◆ WORK TO DO
Using the listing below, please gather every line containing the word "Taxidermy".

◆ TASK INPUT

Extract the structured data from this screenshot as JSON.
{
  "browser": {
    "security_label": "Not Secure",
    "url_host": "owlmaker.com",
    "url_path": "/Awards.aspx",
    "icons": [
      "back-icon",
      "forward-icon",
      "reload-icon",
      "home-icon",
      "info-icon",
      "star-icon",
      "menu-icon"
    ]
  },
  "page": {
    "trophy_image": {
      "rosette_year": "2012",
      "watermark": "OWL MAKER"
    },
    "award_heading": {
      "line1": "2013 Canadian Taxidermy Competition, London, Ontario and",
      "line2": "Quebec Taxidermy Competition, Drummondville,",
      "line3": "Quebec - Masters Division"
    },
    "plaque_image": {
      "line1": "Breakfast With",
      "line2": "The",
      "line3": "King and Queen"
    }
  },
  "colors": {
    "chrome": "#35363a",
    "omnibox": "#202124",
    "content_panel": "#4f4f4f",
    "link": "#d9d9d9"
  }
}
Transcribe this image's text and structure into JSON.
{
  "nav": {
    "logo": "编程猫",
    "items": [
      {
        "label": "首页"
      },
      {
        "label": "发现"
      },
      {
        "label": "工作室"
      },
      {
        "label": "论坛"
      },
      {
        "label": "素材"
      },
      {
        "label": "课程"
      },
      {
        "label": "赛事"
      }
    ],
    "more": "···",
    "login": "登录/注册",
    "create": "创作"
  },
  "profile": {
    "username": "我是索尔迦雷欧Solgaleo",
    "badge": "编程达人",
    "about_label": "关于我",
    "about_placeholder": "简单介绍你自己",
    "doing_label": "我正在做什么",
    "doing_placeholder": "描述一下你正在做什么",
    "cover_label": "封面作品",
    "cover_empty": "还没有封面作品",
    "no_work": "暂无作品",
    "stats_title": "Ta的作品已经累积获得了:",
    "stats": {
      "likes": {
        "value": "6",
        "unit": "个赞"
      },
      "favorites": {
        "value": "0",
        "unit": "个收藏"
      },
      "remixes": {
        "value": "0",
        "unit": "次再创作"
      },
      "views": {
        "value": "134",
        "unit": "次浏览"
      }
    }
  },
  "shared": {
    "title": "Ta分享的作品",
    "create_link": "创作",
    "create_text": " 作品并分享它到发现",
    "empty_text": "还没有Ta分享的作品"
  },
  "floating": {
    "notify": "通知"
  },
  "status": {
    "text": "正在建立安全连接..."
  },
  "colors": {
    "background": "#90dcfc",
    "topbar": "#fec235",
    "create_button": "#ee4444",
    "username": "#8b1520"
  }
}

◆ CORRECT ANSWER
      "line1": "2013 Canadian Taxidermy Competition, London, Ontario and",
      "line2": "Quebec Taxidermy Competition, Drummondville,",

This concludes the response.